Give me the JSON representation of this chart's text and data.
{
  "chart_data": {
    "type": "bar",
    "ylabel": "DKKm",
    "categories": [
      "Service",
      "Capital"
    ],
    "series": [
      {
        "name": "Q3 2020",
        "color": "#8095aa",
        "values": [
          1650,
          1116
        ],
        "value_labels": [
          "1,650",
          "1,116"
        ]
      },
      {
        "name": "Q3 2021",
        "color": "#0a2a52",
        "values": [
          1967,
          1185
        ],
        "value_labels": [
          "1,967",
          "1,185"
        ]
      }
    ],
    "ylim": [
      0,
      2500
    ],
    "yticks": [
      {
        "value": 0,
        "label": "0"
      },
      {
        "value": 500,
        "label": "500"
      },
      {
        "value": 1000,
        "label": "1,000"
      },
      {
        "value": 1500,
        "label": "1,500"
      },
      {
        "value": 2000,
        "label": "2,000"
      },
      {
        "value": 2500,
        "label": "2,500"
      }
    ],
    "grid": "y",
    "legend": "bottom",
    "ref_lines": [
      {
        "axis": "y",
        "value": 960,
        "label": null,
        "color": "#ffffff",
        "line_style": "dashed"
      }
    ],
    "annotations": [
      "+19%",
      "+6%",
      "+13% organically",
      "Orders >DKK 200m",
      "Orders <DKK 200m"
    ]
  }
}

▸ **EXERCISE OBJECTIVE**
Exactly reproduce all of the entries above.

▸ **RESULT**
Give me the JSON representation of this chart's text and data.
{
  "chart_data": {
    "type": "bar",
    "ylabel": "DKKm",
    "categories": [
      "Service",
      "Capital"
    ],
    "series": [
      {
        "name": "Q3 2020",
        "color": "#8095aa",
        "values": [
          1650,
          1116
        ],
        "value_labels": [
          "1,650",
          "1,116"
        ]
      },
      {
        "name": "Q3 2021",
        "color": "#0a2a52",
        "values": [
          1967,
          1185
        ],
        "value_labels": [
          "1,967",
          "1,185"
        ]
      }
    ],
    "ylim": [
      0,
      2500
    ],
    "yticks": [
      {
        "value": 0,
        "label": "0"
      },
      {
        "value": 500,
        "label": "500"
      },
      {
        "value": 1000,
        "label": "1,000"
      },
      {
        "value": 1500,
        "label": "1,500"
      },
      {
        "value": 2000,
        "label": "2,000"
      },
      {
        "value": 2500,
        "label": "2,500"
      }
    ],
    "grid": "y",
    "legend": "bottom",
    "ref_lines": [
      {
        "axis": "y",
        "value": 960,
        "label": null,
        "color": "#ffffff",
        "line_style": "dashed"
      }
    ],
    "annotations": [
      "+19%",
      "+6%",
      "+13% organically",
      "Orders >DKK 200m",
      "Orders <DKK 200m"
    ]
  }
}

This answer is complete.